→ **Data rows**
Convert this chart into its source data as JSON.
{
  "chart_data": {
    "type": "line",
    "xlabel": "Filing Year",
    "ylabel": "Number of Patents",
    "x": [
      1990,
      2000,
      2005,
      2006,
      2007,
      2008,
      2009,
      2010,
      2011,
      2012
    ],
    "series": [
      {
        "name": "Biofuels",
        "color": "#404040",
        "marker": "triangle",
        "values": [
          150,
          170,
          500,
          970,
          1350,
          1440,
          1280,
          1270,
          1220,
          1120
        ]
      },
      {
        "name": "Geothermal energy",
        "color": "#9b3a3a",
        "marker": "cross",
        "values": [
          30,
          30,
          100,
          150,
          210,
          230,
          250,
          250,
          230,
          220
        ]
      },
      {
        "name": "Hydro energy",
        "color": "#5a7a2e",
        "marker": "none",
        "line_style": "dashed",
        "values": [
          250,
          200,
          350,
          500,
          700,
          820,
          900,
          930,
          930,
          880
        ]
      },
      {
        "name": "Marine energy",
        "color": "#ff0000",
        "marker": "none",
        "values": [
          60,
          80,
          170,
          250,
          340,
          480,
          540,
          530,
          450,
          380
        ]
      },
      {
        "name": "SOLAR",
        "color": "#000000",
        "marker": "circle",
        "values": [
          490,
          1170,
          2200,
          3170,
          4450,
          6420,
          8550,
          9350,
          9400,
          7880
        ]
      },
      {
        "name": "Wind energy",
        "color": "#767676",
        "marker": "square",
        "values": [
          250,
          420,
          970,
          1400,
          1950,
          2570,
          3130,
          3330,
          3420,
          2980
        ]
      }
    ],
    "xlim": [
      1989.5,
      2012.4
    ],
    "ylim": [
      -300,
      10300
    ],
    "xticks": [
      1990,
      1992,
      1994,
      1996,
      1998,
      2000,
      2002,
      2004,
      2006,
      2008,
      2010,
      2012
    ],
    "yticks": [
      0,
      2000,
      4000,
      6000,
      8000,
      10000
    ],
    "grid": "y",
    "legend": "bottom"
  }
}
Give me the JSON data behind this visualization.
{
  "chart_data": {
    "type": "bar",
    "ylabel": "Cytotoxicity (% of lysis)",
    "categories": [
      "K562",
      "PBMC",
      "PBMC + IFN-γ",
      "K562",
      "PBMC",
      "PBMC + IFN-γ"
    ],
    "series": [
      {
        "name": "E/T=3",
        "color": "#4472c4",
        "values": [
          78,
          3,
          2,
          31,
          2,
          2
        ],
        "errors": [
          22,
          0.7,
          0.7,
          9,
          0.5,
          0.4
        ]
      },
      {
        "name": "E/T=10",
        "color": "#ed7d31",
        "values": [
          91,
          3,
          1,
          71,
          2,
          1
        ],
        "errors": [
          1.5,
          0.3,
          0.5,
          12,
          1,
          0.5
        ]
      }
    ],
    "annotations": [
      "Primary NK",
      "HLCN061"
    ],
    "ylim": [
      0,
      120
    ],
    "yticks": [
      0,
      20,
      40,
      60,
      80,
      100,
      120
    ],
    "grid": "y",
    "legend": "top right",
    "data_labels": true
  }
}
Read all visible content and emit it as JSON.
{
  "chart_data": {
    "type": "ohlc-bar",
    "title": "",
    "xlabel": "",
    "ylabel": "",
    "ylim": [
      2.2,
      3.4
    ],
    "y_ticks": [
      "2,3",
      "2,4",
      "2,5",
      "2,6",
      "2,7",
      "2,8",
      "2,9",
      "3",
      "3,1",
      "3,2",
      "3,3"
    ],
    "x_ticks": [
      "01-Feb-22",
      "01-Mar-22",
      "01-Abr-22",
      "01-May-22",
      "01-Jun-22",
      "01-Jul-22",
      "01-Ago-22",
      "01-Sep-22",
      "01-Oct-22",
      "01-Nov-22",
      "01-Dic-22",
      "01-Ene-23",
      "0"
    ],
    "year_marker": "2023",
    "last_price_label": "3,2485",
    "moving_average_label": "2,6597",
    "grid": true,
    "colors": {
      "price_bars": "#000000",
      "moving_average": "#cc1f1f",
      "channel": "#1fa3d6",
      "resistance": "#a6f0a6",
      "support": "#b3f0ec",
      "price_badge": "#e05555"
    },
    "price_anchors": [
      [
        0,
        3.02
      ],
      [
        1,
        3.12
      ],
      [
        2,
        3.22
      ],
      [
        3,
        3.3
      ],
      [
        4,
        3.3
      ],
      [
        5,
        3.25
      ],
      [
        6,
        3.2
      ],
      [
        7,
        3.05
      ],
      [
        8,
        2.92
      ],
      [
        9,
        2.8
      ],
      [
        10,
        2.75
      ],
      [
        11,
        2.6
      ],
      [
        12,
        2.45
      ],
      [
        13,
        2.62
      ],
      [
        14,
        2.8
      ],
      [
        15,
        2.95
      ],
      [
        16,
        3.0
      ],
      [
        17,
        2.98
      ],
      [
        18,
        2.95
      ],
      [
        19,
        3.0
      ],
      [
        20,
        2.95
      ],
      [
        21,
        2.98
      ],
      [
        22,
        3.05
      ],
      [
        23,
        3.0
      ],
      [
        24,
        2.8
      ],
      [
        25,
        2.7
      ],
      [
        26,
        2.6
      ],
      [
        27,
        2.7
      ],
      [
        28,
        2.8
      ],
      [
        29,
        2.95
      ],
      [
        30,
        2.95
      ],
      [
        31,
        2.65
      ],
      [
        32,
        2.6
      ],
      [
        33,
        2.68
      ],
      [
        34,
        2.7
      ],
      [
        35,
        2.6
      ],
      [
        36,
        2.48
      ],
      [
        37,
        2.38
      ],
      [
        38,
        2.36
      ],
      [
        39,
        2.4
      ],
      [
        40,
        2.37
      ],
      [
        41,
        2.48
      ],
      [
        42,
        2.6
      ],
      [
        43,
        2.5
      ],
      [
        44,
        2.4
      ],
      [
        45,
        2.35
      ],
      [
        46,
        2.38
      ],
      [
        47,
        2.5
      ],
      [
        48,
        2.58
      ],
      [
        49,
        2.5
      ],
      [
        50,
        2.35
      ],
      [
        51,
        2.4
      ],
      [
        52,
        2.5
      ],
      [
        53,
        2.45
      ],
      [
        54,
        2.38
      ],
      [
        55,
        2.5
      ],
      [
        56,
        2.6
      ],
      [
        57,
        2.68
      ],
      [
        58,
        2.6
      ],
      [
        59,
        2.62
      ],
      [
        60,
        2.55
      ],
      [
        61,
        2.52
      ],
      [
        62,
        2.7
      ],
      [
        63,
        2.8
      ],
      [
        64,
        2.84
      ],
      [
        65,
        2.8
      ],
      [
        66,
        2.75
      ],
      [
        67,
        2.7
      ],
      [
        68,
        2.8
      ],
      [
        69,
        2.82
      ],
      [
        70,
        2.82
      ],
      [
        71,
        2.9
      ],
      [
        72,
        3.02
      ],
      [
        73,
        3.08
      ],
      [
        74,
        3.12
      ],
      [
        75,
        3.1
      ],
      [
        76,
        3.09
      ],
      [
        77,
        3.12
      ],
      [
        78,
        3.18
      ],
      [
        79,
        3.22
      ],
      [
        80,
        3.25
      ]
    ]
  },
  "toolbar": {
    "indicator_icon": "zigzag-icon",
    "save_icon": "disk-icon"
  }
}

→ **Work instructions**
Copy all lines from the material that hold "JSON".

→ **Solution below**
Convert this chart into its source data as JSON.
Give me the JSON data behind this visualization.
Read all visible content and emit it as JSON.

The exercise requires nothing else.